• _Excerpted records_:

------------------------------------

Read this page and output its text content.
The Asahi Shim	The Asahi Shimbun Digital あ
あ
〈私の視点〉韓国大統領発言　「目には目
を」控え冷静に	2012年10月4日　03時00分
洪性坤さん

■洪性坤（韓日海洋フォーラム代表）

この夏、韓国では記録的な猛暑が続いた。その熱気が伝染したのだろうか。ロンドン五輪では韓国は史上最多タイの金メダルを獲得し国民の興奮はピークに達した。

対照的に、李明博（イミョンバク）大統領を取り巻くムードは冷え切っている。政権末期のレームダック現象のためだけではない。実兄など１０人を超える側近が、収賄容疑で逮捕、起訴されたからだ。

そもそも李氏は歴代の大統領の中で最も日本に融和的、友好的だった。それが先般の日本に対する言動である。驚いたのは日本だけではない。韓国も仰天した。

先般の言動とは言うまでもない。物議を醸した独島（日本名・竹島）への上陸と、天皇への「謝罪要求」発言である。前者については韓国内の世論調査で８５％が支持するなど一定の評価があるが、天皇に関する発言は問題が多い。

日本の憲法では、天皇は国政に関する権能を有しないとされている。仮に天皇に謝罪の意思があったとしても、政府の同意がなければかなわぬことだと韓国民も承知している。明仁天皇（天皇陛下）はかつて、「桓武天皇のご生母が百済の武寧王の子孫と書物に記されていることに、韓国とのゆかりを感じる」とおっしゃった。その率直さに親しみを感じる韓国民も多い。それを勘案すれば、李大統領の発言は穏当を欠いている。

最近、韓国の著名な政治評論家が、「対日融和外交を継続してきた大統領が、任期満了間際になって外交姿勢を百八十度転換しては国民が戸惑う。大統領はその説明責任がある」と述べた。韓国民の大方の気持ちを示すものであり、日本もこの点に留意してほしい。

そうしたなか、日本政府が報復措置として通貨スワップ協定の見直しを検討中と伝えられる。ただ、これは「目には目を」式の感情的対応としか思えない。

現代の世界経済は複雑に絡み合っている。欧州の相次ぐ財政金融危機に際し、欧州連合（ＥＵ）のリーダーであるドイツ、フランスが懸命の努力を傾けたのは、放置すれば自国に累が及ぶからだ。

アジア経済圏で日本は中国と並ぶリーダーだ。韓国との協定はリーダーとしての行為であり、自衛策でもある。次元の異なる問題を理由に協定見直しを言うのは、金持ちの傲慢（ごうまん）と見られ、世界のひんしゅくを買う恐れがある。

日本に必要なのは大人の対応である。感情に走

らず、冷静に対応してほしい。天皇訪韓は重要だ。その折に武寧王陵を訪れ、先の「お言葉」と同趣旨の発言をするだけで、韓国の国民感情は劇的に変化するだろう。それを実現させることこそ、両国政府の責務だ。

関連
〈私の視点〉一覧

------------------------------------

Restate every line of the data word for word.

• _Expected output_:
Read this page and output its text content.
The Asahi Shim	The Asahi Shimbun Digital あ
あ
〈私の視点〉韓国大統領発言　「目には目
を」控え冷静に	2012年10月4日　03時00分
洪性坤さん

■洪性坤（韓日海洋フォーラム代表）

この夏、韓国では記録的な猛暑が続いた。その熱気が伝染したのだろうか。ロンドン五輪では韓国は史上最多タイの金メダルを獲得し国民の興奮はピークに達した。

対照的に、李明博（イミョンバク）大統領を取り巻くムードは冷え切っている。政権末期のレームダック現象のためだけではない。実兄など１０人を超える側近が、収賄容疑で逮捕、起訴されたからだ。

そもそも李氏は歴代の大統領の中で最も日本に融和的、友好的だった。それが先般の日本に対する言動である。驚いたのは日本だけではない。韓国も仰天した。

先般の言動とは言うまでもない。物議を醸した独島（日本名・竹島）への上陸と、天皇への「謝罪要求」発言である。前者については韓国内の世論調査で８５％が支持するなど一定の評価があるが、天皇に関する発言は問題が多い。

日本の憲法では、天皇は国政に関する権能を有しないとされている。仮に天皇に謝罪の意思があったとしても、政府の同意がなければかなわぬことだと韓国民も承知している。明仁天皇（天皇陛下）はかつて、「桓武天皇のご生母が百済の武寧王の子孫と書物に記されていることに、韓国とのゆかりを感じる」とおっしゃった。その率直さに親しみを感じる韓国民も多い。それを勘案すれば、李大統領の発言は穏当を欠いている。

最近、韓国の著名な政治評論家が、「対日融和外交を継続してきた大統領が、任期満了間際になって外交姿勢を百八十度転換しては国民が戸惑う。大統領はその説明責任がある」と述べた。韓国民の大方の気持ちを示すものであり、日本もこの点に留意してほしい。

そうしたなか、日本政府が報復措置として通貨スワップ協定の見直しを検討中と伝えられる。ただ、これは「目には目を」式の感情的対応としか思えない。

現代の世界経済は複雑に絡み合っている。欧州の相次ぐ財政金融危機に際し、欧州連合（ＥＵ）のリーダーであるドイツ、フランスが懸命の努力を傾けたのは、放置すれば自国に累が及ぶからだ。

アジア経済圏で日本は中国と並ぶリーダーだ。韓国との協定はリーダーとしての行為であり、自衛策でもある。次元の異なる問題を理由に協定見直しを言うのは、金持ちの傲慢（ごうまん）と見られ、世界のひんしゅくを買う恐れがある。

日本に必要なのは大人の対応である。感情に走

らず、冷静に対応してほしい。天皇訪韓は重要だ。その折に武寧王陵を訪れ、先の「お言葉」と同趣旨の発言をするだけで、韓国の国民感情は劇的に変化するだろう。それを実現させることこそ、両国政府の責務だ。

関連
〈私の視点〉一覧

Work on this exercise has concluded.